Would you transcribe the listing that follows, character for character, and omit its images?
--- start ---
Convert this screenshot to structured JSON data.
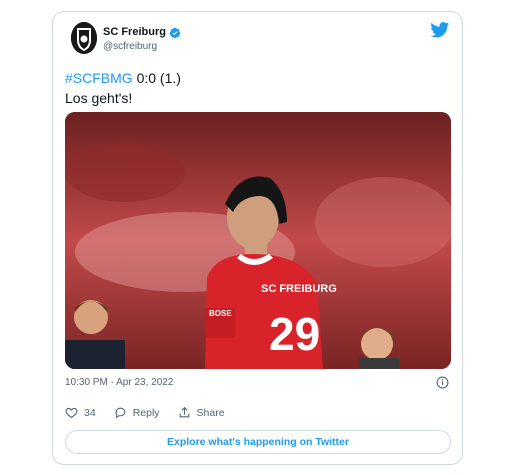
{
  "tweet": {
    "author_name": "SC Freiburg",
    "handle": "@scfreiburg",
    "hashtag": "#SCFBMG",
    "score_text": " 0:0 (1.)",
    "line2": "Los geht's!",
    "image_jersey_text": "SC FREIBURG",
    "image_jersey_number": "29",
    "image_sleeve_text": "BOSE",
    "timestamp": "10:30 PM · Apr 23, 2022"
  },
  "actions": {
    "likes": "34",
    "reply_label": "Reply",
    "share_label": "Share"
  },
  "explore_label": "Explore what's happening on Twitter",
  "colors": {
    "accent": "#1d9bf0",
    "verified": "#1d9bf0",
    "jersey_red": "#d8232a"
  },
  "icons": [
    "twitter-bird-icon",
    "verified-badge-icon",
    "info-icon",
    "heart-icon",
    "reply-icon",
    "share-icon"
  ]
}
--- end ---
> [OUTPUT OF THE EXERCISE]
Convert this screenshot to structured JSON data.
{
  "tweet": {
    "author_name": "SC Freiburg",
    "handle": "@scfreiburg",
    "hashtag": "#SCFBMG",
    "score_text": " 0:0 (1.)",
    "line2": "Los geht's!",
    "image_jersey_text": "SC FREIBURG",
    "image_jersey_number": "29",
    "image_sleeve_text": "BOSE",
    "timestamp": "10:30 PM · Apr 23, 2022"
  },
  "actions": {
    "likes": "34",
    "reply_label": "Reply",
    "share_label": "Share"
  },
  "explore_label": "Explore what's happening on Twitter",
  "colors": {
    "accent": "#1d9bf0",
    "verified": "#1d9bf0",
    "jersey_red": "#d8232a"
  },
  "icons": [
    "twitter-bird-icon",
    "verified-badge-icon",
    "info-icon",
    "heart-icon",
    "reply-icon",
    "share-icon"
  ]
}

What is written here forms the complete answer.